#### Work task
Say how many lines in the entries contain "title", giving only the number.

#### Given information
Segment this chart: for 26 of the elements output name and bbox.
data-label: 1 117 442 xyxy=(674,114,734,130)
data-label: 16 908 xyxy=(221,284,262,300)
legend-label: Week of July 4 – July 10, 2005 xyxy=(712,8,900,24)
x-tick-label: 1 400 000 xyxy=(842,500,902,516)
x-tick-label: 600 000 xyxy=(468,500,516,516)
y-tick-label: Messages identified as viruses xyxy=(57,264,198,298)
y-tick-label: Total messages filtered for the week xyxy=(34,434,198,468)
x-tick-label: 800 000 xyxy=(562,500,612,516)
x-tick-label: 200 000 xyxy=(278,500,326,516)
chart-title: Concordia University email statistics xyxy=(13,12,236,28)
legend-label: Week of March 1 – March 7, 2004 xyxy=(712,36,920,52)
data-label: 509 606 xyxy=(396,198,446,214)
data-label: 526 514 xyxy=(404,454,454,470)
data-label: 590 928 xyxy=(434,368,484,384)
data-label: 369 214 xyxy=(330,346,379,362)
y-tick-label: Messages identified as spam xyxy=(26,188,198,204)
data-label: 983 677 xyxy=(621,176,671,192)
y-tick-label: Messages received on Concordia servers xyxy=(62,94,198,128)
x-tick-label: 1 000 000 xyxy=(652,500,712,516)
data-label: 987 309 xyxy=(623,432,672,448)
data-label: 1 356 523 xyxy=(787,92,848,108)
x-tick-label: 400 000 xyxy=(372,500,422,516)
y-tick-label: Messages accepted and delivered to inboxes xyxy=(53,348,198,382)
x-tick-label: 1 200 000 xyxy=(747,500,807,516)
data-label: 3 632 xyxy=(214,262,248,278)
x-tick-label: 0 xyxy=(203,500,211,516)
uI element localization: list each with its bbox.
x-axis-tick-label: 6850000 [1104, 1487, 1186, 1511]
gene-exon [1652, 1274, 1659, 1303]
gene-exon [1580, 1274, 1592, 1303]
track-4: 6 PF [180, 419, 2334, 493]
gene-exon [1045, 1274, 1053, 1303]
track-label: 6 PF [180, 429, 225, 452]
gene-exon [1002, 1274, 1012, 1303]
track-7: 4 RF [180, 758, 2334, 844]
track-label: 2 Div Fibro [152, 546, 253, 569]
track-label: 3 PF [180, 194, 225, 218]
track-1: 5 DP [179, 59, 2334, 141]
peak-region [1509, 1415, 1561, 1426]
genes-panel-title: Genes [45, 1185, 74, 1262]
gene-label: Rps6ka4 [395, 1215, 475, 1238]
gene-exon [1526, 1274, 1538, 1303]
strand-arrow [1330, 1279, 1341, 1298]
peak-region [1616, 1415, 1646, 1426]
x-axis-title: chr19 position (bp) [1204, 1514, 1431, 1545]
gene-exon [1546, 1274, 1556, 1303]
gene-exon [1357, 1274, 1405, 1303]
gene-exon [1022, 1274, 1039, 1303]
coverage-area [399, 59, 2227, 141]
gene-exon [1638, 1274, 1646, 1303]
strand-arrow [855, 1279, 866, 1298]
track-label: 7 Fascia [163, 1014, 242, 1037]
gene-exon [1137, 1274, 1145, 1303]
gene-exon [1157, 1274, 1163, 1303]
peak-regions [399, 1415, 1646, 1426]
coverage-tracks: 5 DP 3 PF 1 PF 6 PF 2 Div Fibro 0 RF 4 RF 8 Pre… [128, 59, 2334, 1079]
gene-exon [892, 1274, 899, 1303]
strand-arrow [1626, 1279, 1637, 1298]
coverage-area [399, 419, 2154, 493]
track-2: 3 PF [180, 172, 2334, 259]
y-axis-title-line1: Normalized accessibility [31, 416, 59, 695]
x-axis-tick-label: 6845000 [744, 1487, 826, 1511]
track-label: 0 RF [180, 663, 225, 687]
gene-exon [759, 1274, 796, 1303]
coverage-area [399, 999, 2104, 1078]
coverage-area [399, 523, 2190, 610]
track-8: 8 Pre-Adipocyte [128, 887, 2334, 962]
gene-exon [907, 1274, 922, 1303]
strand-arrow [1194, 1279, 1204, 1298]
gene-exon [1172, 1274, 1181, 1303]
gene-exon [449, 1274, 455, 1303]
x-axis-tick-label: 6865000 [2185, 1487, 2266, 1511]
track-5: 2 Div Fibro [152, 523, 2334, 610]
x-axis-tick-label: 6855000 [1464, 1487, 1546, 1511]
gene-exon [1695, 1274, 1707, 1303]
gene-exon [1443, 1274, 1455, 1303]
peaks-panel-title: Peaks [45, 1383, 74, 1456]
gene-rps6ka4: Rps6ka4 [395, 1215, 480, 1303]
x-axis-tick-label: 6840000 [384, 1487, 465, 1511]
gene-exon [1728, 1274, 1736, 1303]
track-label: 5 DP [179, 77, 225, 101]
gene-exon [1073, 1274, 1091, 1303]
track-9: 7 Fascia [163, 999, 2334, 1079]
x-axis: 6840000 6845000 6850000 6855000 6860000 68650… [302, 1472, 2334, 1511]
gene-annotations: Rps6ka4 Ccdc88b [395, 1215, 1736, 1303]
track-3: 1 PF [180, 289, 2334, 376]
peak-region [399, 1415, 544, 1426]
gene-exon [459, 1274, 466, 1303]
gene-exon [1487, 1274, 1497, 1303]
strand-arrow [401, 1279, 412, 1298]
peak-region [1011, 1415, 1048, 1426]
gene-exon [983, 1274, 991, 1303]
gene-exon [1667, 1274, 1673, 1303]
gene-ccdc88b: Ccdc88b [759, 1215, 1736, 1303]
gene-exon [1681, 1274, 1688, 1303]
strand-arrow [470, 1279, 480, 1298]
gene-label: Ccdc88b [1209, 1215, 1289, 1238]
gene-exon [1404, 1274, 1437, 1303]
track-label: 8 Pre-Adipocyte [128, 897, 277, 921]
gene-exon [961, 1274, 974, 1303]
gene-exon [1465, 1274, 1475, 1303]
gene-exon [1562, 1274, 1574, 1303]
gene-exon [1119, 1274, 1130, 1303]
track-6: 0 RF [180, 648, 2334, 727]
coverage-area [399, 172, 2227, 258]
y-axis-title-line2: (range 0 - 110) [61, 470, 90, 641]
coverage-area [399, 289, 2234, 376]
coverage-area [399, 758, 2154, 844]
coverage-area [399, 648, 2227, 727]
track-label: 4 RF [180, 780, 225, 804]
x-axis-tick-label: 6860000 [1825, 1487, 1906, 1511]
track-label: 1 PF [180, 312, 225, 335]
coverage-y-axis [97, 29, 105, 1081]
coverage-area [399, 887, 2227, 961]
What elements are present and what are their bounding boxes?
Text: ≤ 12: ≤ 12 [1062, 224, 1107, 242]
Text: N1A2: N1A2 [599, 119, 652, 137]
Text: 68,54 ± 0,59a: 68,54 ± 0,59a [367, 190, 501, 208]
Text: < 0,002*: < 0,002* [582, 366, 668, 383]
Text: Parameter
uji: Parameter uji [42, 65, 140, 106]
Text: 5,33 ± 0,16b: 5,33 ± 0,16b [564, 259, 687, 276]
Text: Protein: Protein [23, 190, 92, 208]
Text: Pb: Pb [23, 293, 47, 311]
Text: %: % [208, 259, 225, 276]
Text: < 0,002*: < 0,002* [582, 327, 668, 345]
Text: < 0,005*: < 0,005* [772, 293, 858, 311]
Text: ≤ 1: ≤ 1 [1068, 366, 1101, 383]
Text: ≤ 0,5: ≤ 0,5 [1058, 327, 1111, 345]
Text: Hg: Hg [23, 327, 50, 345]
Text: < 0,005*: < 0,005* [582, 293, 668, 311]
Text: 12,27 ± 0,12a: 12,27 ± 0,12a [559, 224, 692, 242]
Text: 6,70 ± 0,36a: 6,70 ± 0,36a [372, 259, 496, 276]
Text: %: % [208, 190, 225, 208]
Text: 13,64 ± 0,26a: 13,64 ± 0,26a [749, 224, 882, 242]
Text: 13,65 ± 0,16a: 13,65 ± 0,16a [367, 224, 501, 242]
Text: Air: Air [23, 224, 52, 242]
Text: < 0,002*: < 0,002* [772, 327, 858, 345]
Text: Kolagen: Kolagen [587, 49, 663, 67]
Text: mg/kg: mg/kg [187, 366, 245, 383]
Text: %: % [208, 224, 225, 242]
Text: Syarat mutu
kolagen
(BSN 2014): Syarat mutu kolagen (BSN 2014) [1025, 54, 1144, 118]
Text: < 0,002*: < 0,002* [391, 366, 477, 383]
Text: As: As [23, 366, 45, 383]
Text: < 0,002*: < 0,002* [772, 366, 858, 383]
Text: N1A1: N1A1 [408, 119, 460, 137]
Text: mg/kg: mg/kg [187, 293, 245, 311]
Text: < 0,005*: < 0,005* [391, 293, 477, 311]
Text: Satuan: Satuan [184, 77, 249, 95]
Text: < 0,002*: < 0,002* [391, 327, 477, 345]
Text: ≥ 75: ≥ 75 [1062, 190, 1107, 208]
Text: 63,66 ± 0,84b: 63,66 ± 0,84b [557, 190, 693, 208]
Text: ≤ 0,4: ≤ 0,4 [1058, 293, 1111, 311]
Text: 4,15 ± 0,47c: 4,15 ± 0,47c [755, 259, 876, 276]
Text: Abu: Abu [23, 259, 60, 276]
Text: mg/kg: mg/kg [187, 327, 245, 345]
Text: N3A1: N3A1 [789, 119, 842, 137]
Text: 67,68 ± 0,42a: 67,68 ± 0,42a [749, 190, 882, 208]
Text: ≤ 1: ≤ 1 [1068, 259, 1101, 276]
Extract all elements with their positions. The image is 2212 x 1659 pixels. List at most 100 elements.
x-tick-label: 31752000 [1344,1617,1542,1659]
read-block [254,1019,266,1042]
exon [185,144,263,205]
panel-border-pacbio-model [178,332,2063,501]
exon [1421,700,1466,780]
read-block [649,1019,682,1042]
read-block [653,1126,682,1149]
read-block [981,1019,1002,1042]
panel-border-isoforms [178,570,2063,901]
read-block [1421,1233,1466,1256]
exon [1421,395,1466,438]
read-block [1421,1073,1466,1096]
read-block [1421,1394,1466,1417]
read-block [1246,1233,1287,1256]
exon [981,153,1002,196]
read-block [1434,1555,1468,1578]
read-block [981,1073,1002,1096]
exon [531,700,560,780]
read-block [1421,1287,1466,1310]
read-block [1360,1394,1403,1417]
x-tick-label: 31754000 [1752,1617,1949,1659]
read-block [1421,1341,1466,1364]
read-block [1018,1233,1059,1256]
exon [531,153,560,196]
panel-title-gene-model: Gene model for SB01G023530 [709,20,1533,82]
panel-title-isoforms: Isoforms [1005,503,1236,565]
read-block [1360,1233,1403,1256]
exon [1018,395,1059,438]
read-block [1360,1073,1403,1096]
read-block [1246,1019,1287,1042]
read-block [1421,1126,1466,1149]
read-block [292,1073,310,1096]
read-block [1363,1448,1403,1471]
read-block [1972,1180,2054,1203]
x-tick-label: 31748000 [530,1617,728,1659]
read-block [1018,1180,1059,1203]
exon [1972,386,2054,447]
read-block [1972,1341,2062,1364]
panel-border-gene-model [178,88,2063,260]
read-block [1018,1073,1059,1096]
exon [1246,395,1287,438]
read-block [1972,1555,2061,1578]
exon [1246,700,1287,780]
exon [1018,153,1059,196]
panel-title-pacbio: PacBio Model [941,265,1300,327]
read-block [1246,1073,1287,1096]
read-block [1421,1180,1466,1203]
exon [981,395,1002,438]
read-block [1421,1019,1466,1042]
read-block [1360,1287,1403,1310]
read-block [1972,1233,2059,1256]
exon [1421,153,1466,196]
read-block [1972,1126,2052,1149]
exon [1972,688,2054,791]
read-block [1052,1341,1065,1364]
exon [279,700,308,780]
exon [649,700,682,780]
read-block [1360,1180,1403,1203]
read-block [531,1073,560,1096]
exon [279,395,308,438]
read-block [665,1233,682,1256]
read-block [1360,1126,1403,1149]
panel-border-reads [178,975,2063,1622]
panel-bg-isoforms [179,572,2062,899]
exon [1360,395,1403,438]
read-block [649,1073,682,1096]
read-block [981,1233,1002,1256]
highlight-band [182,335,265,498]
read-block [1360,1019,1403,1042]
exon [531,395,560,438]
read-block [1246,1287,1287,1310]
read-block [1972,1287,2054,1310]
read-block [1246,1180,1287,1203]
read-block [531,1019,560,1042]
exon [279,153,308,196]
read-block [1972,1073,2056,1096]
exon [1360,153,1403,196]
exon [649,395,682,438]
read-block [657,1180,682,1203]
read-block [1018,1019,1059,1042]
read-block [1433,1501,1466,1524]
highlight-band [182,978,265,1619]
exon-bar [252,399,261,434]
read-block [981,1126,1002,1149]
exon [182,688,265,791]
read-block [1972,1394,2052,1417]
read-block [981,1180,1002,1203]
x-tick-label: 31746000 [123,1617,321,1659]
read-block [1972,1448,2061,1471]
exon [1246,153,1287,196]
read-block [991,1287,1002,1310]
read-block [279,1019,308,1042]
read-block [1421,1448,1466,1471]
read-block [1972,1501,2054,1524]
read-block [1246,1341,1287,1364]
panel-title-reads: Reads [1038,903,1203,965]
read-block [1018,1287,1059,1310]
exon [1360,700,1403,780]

#### Written response
10